[Stored items from a collection]
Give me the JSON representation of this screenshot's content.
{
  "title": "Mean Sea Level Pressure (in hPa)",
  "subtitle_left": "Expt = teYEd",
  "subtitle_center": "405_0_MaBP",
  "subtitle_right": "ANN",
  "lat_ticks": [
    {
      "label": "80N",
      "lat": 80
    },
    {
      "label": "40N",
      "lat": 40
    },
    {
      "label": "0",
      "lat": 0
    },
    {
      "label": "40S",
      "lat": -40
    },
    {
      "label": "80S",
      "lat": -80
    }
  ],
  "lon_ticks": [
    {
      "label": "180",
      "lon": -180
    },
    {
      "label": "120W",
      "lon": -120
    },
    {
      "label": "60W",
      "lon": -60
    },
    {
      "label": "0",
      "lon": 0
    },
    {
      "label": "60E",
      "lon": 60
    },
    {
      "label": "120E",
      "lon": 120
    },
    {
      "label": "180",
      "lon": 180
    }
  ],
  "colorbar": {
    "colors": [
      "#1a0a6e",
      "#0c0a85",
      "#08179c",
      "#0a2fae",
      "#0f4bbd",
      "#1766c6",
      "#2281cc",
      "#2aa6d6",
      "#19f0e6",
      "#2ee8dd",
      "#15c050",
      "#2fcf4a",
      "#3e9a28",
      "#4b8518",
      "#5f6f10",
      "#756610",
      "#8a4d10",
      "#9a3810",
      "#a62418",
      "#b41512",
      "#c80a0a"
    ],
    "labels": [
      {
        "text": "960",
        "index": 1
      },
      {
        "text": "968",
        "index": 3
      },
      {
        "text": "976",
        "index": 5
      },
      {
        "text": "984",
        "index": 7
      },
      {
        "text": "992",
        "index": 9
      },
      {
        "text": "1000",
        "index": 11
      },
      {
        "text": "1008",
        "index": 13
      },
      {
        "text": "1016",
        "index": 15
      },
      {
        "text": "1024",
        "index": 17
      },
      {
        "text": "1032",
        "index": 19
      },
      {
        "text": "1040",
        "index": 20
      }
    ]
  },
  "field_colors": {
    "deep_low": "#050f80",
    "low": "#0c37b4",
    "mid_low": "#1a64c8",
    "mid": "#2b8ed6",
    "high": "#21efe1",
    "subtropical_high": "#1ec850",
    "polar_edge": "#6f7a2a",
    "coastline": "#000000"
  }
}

** The task **
Repeat the listing exactly, from its first line to its last.

** Reply **
Give me the JSON representation of this screenshot's content.
{
  "title": "Mean Sea Level Pressure (in hPa)",
  "subtitle_left": "Expt = teYEd",
  "subtitle_center": "405_0_MaBP",
  "subtitle_right": "ANN",
  "lat_ticks": [
    {
      "label": "80N",
      "lat": 80
    },
    {
      "label": "40N",
      "lat": 40
    },
    {
      "label": "0",
      "lat": 0
    },
    {
      "label": "40S",
      "lat": -40
    },
    {
      "label": "80S",
      "lat": -80
    }
  ],
  "lon_ticks": [
    {
      "label": "180",
      "lon": -180
    },
    {
      "label": "120W",
      "lon": -120
    },
    {
      "label": "60W",
      "lon": -60
    },
    {
      "label": "0",
      "lon": 0
    },
    {
      "label": "60E",
      "lon": 60
    },
    {
      "label": "120E",
      "lon": 120
    },
    {
      "label": "180",
      "lon": 180
    }
  ],
  "colorbar": {
    "colors": [
      "#1a0a6e",
      "#0c0a85",
      "#08179c",
      "#0a2fae",
      "#0f4bbd",
      "#1766c6",
      "#2281cc",
      "#2aa6d6",
      "#19f0e6",
      "#2ee8dd",
      "#15c050",
      "#2fcf4a",
      "#3e9a28",
      "#4b8518",
      "#5f6f10",
      "#756610",
      "#8a4d10",
      "#9a3810",
      "#a62418",
      "#b41512",
      "#c80a0a"
    ],
    "labels": [
      {
        "text": "960",
        "index": 1
      },
      {
        "text": "968",
        "index": 3
      },
      {
        "text": "976",
        "index": 5
      },
      {
        "text": "984",
        "index": 7
      },
      {
        "text": "992",
        "index": 9
      },
      {
        "text": "1000",
        "index": 11
      },
      {
        "text": "1008",
        "index": 13
      },
      {
        "text": "1016",
        "index": 15
      },
      {
        "text": "1024",
        "index": 17
      },
      {
        "text": "1032",
        "index": 19
      },
      {
        "text": "1040",
        "index": 20
      }
    ]
  },
  "field_colors": {
    "deep_low": "#050f80",
    "low": "#0c37b4",
    "mid_low": "#1a64c8",
    "mid": "#2b8ed6",
    "high": "#21efe1",
    "subtropical_high": "#1ec850",
    "polar_edge": "#6f7a2a",
    "coastline": "#000000"
  }
}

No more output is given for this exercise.